## WRITTEN INSTRUCTION:
Which lines hold the word "book"? Copy each of them.

## DATA ROWS:
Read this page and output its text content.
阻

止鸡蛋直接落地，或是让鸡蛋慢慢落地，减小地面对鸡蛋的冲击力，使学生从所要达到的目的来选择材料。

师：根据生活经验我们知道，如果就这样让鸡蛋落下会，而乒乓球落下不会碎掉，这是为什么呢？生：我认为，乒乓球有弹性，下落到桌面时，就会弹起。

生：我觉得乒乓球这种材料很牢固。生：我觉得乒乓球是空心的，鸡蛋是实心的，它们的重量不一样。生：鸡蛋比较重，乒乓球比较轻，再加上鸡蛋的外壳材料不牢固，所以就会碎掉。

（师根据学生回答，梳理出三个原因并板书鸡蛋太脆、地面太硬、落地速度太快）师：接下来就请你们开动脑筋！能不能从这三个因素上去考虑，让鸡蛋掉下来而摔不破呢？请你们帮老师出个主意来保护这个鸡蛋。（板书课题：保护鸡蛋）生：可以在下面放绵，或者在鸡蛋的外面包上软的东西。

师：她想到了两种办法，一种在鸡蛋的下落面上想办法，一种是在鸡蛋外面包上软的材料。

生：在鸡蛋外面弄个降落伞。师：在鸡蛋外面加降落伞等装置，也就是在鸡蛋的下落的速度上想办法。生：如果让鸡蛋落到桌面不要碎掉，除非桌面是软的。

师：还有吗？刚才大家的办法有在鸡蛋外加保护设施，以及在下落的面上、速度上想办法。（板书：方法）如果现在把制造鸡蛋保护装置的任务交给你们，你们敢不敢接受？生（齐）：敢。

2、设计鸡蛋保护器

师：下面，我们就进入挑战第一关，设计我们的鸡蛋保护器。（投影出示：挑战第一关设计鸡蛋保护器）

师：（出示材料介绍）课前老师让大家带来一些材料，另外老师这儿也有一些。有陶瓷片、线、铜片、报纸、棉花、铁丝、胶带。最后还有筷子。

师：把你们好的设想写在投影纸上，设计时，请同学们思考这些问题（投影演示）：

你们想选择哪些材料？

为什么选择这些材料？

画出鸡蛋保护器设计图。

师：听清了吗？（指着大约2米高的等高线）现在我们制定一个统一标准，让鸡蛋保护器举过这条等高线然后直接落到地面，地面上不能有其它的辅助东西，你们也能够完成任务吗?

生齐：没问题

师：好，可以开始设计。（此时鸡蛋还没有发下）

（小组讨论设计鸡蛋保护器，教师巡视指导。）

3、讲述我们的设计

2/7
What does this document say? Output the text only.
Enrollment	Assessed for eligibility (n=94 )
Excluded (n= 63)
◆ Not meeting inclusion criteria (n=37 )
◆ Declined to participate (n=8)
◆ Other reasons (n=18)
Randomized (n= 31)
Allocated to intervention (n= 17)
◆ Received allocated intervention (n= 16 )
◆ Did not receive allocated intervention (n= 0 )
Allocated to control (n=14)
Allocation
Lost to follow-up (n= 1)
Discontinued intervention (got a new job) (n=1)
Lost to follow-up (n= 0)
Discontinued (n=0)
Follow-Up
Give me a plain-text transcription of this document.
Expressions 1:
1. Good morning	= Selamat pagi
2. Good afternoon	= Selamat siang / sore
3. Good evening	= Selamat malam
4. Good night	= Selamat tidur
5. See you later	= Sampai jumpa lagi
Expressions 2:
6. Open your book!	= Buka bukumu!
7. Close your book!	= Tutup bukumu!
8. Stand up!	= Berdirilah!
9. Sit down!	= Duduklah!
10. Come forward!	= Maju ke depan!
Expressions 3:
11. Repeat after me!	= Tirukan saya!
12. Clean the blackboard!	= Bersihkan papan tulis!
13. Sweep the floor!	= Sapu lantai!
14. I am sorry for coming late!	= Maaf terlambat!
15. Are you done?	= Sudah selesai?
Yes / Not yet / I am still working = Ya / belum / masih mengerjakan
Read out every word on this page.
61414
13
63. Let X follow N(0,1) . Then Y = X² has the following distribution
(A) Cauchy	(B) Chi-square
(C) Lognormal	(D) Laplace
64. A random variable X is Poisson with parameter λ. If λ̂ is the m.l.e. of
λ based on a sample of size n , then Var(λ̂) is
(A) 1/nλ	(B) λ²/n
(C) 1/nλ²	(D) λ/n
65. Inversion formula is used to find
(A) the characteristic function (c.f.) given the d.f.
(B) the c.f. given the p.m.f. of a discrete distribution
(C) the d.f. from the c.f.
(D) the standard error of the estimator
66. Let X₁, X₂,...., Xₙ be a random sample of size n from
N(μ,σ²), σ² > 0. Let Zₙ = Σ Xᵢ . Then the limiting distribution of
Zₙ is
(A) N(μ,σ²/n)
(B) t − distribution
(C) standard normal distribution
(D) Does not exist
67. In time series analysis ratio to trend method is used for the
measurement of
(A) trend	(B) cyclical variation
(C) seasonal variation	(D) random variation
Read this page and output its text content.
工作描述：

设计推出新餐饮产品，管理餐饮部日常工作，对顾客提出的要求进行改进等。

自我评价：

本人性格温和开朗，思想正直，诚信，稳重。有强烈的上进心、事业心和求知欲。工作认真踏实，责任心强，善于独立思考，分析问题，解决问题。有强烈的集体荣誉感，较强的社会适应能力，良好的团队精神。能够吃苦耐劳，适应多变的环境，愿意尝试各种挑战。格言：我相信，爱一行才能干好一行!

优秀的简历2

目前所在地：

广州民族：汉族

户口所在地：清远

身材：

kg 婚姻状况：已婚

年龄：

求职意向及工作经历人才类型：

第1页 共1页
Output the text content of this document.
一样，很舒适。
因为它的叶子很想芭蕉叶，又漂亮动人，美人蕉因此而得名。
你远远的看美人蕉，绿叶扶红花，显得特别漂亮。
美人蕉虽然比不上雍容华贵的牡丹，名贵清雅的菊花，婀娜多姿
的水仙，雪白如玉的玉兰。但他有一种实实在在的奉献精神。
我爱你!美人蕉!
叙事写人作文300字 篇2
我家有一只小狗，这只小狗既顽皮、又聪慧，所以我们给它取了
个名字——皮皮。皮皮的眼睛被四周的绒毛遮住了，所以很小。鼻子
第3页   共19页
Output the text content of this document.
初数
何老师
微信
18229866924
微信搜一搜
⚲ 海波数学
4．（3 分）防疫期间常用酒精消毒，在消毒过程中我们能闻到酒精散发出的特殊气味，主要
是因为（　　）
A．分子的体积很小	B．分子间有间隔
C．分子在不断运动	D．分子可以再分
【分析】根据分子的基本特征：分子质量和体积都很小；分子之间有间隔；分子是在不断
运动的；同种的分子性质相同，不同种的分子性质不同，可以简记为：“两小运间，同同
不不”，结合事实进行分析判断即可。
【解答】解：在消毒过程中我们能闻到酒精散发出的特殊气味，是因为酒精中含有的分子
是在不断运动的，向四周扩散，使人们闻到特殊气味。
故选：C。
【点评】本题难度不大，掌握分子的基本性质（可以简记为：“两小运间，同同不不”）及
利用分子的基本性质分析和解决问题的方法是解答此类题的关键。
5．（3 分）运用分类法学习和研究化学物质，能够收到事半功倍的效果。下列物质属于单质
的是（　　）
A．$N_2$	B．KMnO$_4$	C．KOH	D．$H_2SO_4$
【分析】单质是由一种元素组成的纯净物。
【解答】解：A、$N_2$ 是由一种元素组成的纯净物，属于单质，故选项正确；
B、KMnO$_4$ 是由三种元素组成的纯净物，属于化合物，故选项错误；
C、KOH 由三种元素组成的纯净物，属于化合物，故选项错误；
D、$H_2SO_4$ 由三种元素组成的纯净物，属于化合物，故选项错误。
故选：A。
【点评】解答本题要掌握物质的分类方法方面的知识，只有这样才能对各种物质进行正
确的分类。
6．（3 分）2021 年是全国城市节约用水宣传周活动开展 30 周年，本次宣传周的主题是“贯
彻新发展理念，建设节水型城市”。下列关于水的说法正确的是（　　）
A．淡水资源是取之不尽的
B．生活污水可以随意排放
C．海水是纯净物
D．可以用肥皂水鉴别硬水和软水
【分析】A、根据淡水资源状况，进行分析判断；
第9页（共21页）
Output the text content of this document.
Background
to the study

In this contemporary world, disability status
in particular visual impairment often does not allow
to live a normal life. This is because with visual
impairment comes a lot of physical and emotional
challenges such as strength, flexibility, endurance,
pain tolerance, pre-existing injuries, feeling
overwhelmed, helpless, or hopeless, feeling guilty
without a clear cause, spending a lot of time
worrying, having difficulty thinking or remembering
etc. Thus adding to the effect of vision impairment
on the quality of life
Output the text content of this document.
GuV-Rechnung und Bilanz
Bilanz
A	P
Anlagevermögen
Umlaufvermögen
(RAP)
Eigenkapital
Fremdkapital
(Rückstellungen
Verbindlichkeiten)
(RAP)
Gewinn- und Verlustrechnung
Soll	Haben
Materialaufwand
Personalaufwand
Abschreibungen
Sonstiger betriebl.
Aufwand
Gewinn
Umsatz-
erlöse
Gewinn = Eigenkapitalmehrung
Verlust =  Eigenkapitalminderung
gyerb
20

## FULL SOLUTION:
6. Open your book!	= Buka bukumu!
7. Close your book!	= Tutup bukumu!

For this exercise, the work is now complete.